Exercise description
Every record should be repeated exactly, except that pictures are left out.

Task input
○ ○ ○ ○
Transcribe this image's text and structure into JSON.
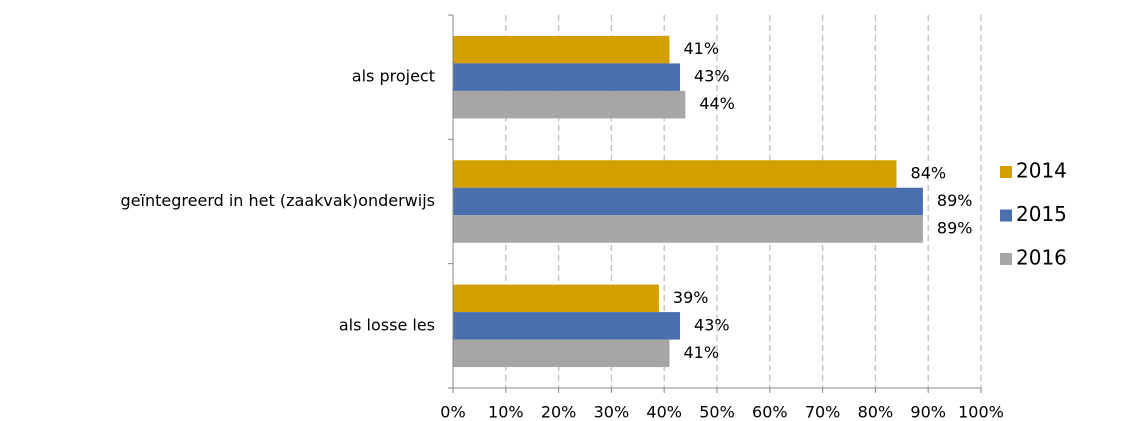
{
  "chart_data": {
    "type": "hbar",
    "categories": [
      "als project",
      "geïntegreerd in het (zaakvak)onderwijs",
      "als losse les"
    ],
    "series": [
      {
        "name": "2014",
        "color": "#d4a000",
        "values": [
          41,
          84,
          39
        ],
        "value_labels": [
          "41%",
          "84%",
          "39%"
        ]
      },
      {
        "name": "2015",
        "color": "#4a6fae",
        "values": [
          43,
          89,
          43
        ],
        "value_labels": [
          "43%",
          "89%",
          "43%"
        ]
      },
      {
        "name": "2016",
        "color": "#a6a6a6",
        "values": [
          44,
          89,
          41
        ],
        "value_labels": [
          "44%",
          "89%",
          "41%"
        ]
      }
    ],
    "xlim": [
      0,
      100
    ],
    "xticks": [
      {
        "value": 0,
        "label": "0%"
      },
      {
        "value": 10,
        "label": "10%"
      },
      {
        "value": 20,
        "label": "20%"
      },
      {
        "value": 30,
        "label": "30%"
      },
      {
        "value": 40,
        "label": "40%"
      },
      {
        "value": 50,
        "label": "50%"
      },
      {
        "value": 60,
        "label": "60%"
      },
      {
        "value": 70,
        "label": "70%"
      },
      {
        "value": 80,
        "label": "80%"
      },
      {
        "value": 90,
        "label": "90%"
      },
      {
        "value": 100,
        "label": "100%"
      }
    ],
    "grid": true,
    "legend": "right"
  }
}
○ ○ ○ ○
Complete response
Transcribe this image's text and structure into JSON.
{
  "chart_data": {
    "type": "hbar",
    "categories": [
      "als project",
      "geïntegreerd in het (zaakvak)onderwijs",
      "als losse les"
    ],
    "series": [
      {
        "name": "2014",
        "color": "#d4a000",
        "values": [
          41,
          84,
          39
        ],
        "value_labels": [
          "41%",
          "84%",
          "39%"
        ]
      },
      {
        "name": "2015",
        "color": "#4a6fae",
        "values": [
          43,
          89,
          43
        ],
        "value_labels": [
          "43%",
          "89%",
          "43%"
        ]
      },
      {
        "name": "2016",
        "color": "#a6a6a6",
        "values": [
          44,
          89,
          41
        ],
        "value_labels": [
          "44%",
          "89%",
          "41%"
        ]
      }
    ],
    "xlim": [
      0,
      100
    ],
    "xticks": [
      {
        "value": 0,
        "label": "0%"
      },
      {
        "value": 10,
        "label": "10%"
      },
      {
        "value": 20,
        "label": "20%"
      },
      {
        "value": 30,
        "label": "30%"
      },
      {
        "value": 40,
        "label": "40%"
      },
      {
        "value": 50,
        "label": "50%"
      },
      {
        "value": 60,
        "label": "60%"
      },
      {
        "value": 70,
        "label": "70%"
      },
      {
        "value": 80,
        "label": "80%"
      },
      {
        "value": 90,
        "label": "90%"
      },
      {
        "value": 100,
        "label": "100%"
      }
    ],
    "grid": true,
    "legend": "right"
  }
}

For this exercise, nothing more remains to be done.